Restate the full set of records exactly, word for word.

Data lines:
----

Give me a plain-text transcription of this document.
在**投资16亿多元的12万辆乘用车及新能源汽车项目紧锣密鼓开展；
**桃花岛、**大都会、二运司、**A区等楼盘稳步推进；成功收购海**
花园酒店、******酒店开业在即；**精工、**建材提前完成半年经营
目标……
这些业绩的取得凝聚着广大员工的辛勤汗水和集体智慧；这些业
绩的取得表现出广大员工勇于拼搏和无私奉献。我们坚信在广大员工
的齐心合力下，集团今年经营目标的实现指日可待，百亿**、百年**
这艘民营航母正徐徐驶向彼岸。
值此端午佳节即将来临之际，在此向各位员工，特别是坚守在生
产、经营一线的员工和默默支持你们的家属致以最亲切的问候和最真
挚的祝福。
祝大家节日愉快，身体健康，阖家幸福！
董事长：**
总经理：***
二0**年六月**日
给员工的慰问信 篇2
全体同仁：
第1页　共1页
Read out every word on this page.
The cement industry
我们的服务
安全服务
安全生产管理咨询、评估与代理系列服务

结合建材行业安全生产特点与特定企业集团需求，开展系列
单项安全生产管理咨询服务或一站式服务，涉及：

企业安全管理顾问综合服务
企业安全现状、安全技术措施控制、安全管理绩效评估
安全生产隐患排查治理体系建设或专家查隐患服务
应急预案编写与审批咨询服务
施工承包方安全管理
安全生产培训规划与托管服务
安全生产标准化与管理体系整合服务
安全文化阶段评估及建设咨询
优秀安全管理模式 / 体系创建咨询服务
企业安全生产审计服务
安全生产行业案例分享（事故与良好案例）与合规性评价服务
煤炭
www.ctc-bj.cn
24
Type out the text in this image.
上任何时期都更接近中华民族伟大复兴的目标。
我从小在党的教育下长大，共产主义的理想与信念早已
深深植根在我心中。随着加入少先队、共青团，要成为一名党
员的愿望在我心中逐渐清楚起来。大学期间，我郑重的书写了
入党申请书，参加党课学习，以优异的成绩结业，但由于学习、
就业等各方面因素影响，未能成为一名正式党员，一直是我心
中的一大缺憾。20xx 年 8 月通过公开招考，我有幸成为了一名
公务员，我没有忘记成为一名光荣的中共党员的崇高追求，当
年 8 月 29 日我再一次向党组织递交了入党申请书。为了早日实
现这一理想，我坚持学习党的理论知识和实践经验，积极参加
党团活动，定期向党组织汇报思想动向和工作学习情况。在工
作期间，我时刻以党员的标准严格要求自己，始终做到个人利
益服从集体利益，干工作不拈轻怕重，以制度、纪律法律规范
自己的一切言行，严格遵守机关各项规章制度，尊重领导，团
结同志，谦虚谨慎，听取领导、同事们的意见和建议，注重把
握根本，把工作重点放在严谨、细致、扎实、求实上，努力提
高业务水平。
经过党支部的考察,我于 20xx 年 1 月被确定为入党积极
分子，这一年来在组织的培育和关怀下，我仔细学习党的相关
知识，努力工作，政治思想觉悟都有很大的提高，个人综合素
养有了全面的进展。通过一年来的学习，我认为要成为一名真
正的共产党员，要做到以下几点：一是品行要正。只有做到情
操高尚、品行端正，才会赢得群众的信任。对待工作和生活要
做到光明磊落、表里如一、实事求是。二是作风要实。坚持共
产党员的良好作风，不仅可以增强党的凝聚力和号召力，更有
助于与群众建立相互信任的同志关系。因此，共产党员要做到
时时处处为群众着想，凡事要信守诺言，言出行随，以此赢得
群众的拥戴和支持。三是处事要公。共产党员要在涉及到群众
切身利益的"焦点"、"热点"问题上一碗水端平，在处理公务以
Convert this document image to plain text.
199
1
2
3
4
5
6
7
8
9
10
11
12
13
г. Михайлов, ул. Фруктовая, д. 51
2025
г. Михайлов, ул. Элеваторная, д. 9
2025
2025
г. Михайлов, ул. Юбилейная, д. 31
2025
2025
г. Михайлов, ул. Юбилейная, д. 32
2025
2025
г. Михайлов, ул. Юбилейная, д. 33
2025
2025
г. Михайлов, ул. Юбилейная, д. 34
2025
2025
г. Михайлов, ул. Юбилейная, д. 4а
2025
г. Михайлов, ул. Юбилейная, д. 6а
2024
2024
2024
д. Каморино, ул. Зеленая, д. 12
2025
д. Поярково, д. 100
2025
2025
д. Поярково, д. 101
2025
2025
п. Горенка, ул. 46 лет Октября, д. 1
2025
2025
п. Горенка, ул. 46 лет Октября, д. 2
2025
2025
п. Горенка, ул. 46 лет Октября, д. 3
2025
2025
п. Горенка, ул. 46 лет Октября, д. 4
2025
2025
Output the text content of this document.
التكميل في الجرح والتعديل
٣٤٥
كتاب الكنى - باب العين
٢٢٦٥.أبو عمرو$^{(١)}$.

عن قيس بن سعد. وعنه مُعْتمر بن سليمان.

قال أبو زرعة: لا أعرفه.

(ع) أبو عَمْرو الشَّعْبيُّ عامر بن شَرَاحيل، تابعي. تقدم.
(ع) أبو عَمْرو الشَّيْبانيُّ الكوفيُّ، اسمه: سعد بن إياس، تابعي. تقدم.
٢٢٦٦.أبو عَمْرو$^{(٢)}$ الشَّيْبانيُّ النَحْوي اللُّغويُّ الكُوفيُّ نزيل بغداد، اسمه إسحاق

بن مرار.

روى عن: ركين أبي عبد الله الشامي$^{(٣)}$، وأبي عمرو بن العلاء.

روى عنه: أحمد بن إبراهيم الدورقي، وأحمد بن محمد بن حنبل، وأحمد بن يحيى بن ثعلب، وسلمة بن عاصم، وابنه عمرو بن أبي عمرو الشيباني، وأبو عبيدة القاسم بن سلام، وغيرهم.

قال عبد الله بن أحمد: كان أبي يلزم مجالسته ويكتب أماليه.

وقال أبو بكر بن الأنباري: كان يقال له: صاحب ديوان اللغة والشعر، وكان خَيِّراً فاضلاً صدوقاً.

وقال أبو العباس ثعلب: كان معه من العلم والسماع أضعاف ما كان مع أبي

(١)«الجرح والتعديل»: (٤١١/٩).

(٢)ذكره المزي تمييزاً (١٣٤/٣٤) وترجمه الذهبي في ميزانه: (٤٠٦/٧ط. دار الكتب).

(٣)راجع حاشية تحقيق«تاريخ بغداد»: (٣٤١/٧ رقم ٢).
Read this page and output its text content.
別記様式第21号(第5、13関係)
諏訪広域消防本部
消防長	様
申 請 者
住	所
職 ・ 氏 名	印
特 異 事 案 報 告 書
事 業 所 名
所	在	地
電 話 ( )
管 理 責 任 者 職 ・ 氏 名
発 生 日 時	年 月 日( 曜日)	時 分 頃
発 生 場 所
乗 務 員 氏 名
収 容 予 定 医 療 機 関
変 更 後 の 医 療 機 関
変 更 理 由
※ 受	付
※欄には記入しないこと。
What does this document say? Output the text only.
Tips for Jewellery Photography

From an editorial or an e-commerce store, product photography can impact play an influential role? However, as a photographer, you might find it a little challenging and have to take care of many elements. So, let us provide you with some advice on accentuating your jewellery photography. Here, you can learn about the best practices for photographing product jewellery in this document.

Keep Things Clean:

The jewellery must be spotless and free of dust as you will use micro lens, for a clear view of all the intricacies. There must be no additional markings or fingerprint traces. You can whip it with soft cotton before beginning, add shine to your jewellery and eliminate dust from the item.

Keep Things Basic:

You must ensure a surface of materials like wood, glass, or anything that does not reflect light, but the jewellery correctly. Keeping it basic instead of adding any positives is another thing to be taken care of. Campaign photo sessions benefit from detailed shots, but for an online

----

In response:
Give me a plain-text transcription of this document.
在**投资16亿多元的12万辆乘用车及新能源汽车项目紧锣密鼓开展；
**桃花岛、**大都会、二运司、**A区等楼盘稳步推进；成功收购海**
花园酒店、******酒店开业在即；**精工、**建材提前完成半年经营
目标……
这些业绩的取得凝聚着广大员工的辛勤汗水和集体智慧；这些业
绩的取得表现出广大员工勇于拼搏和无私奉献。我们坚信在广大员工
的齐心合力下，集团今年经营目标的实现指日可待，百亿**、百年**
这艘民营航母正徐徐驶向彼岸。
值此端午佳节即将来临之际，在此向各位员工，特别是坚守在生
产、经营一线的员工和默默支持你们的家属致以最亲切的问候和最真
挚的祝福。
祝大家节日愉快，身体健康，阖家幸福！
董事长：**
总经理：***
二0**年六月**日
给员工的慰问信 篇2
全体同仁：
第1页　共1页
Read out every word on this page.
The cement industry
我们的服务
安全服务
安全生产管理咨询、评估与代理系列服务

结合建材行业安全生产特点与特定企业集团需求，开展系列
单项安全生产管理咨询服务或一站式服务，涉及：

企业安全管理顾问综合服务
企业安全现状、安全技术措施控制、安全管理绩效评估
安全生产隐患排查治理体系建设或专家查隐患服务
应急预案编写与审批咨询服务
施工承包方安全管理
安全生产培训规划与托管服务
安全生产标准化与管理体系整合服务
安全文化阶段评估及建设咨询
优秀安全管理模式 / 体系创建咨询服务
企业安全生产审计服务
安全生产行业案例分享（事故与良好案例）与合规性评价服务
煤炭
www.ctc-bj.cn
24
Type out the text in this image.
上任何时期都更接近中华民族伟大复兴的目标。
我从小在党的教育下长大，共产主义的理想与信念早已
深深植根在我心中。随着加入少先队、共青团，要成为一名党
员的愿望在我心中逐渐清楚起来。大学期间，我郑重的书写了
入党申请书，参加党课学习，以优异的成绩结业，但由于学习、
就业等各方面因素影响，未能成为一名正式党员，一直是我心
中的一大缺憾。20xx 年 8 月通过公开招考，我有幸成为了一名
公务员，我没有忘记成为一名光荣的中共党员的崇高追求，当
年 8 月 29 日我再一次向党组织递交了入党申请书。为了早日实
现这一理想，我坚持学习党的理论知识和实践经验，积极参加
党团活动，定期向党组织汇报思想动向和工作学习情况。在工
作期间，我时刻以党员的标准严格要求自己，始终做到个人利
益服从集体利益，干工作不拈轻怕重，以制度、纪律法律规范
自己的一切言行，严格遵守机关各项规章制度，尊重领导，团
结同志，谦虚谨慎，听取领导、同事们的意见和建议，注重把
握根本，把工作重点放在严谨、细致、扎实、求实上，努力提
高业务水平。
经过党支部的考察,我于 20xx 年 1 月被确定为入党积极
分子，这一年来在组织的培育和关怀下，我仔细学习党的相关
知识，努力工作，政治思想觉悟都有很大的提高，个人综合素
养有了全面的进展。通过一年来的学习，我认为要成为一名真
正的共产党员，要做到以下几点：一是品行要正。只有做到情
操高尚、品行端正，才会赢得群众的信任。对待工作和生活要
做到光明磊落、表里如一、实事求是。二是作风要实。坚持共
产党员的良好作风，不仅可以增强党的凝聚力和号召力，更有
助于与群众建立相互信任的同志关系。因此，共产党员要做到
时时处处为群众着想，凡事要信守诺言，言出行随，以此赢得
群众的拥戴和支持。三是处事要公。共产党员要在涉及到群众
切身利益的"焦点"、"热点"问题上一碗水端平，在处理公务以
Convert this document image to plain text.
199
1
2
3
4
5
6
7
8
9
10
11
12
13
г. Михайлов, ул. Фруктовая, д. 51
2025
г. Михайлов, ул. Элеваторная, д. 9
2025
2025
г. Михайлов, ул. Юбилейная, д. 31
2025
2025
г. Михайлов, ул. Юбилейная, д. 32
2025
2025
г. Михайлов, ул. Юбилейная, д. 33
2025
2025
г. Михайлов, ул. Юбилейная, д. 34
2025
2025
г. Михайлов, ул. Юбилейная, д. 4а
2025
г. Михайлов, ул. Юбилейная, д. 6а
2024
2024
2024
д. Каморино, ул. Зеленая, д. 12
2025
д. Поярково, д. 100
2025
2025
д. Поярково, д. 101
2025
2025
п. Горенка, ул. 46 лет Октября, д. 1
2025
2025
п. Горенка, ул. 46 лет Октября, д. 2
2025
2025
п. Горенка, ул. 46 лет Октября, д. 3
2025
2025
п. Горенка, ул. 46 лет Октября, д. 4
2025
2025
Output the text content of this document.
التكميل في الجرح والتعديل
٣٤٥
كتاب الكنى - باب العين
٢٢٦٥.أبو عمرو$^{(١)}$.

عن قيس بن سعد. وعنه مُعْتمر بن سليمان.

قال أبو زرعة: لا أعرفه.

(ع) أبو عَمْرو الشَّعْبيُّ عامر بن شَرَاحيل، تابعي. تقدم.
(ع) أبو عَمْرو الشَّيْبانيُّ الكوفيُّ، اسمه: سعد بن إياس، تابعي. تقدم.
٢٢٦٦.أبو عَمْرو$^{(٢)}$ الشَّيْبانيُّ النَحْوي اللُّغويُّ الكُوفيُّ نزيل بغداد، اسمه إسحاق

بن مرار.

روى عن: ركين أبي عبد الله الشامي$^{(٣)}$، وأبي عمرو بن العلاء.

روى عنه: أحمد بن إبراهيم الدورقي، وأحمد بن محمد بن حنبل، وأحمد بن يحيى بن ثعلب، وسلمة بن عاصم، وابنه عمرو بن أبي عمرو الشيباني، وأبو عبيدة القاسم بن سلام، وغيرهم.

قال عبد الله بن أحمد: كان أبي يلزم مجالسته ويكتب أماليه.

وقال أبو بكر بن الأنباري: كان يقال له: صاحب ديوان اللغة والشعر، وكان خَيِّراً فاضلاً صدوقاً.

وقال أبو العباس ثعلب: كان معه من العلم والسماع أضعاف ما كان مع أبي

(١)«الجرح والتعديل»: (٤١١/٩).

(٢)ذكره المزي تمييزاً (١٣٤/٣٤) وترجمه الذهبي في ميزانه: (٤٠٦/٧ط. دار الكتب).

(٣)راجع حاشية تحقيق«تاريخ بغداد»: (٣٤١/٧ رقم ٢).
Read this page and output its text content.
別記様式第21号(第5、13関係)
諏訪広域消防本部
消防長	様
申 請 者
住	所
職 ・ 氏 名	印
特 異 事 案 報 告 書
事 業 所 名
所	在	地
電 話 ( )
管 理 責 任 者 職 ・ 氏 名
発 生 日 時	年 月 日( 曜日)	時 分 頃
発 生 場 所
乗 務 員 氏 名
収 容 予 定 医 療 機 関
変 更 後 の 医 療 機 関
変 更 理 由
※ 受	付
※欄には記入しないこと。
What does this document say? Output the text only.
Tips for Jewellery Photography

From an editorial or an e-commerce store, product photography can impact play an influential role? However, as a photographer, you might find it a little challenging and have to take care of many elements. So, let us provide you with some advice on accentuating your jewellery photography. Here, you can learn about the best practices for photographing product jewellery in this document.

Keep Things Clean:

The jewellery must be spotless and free of dust as you will use micro lens, for a clear view of all the intricacies. There must be no additional markings or fingerprint traces. You can whip it with soft cotton before beginning, add shine to your jewellery and eliminate dust from the item.

Keep Things Basic:

You must ensure a surface of materials like wood, glass, or anything that does not reflect light, but the jewellery correctly. Keeping it basic instead of adding any positives is another thing to be taken care of. Campaign photo sessions benefit from detailed shots, but for an online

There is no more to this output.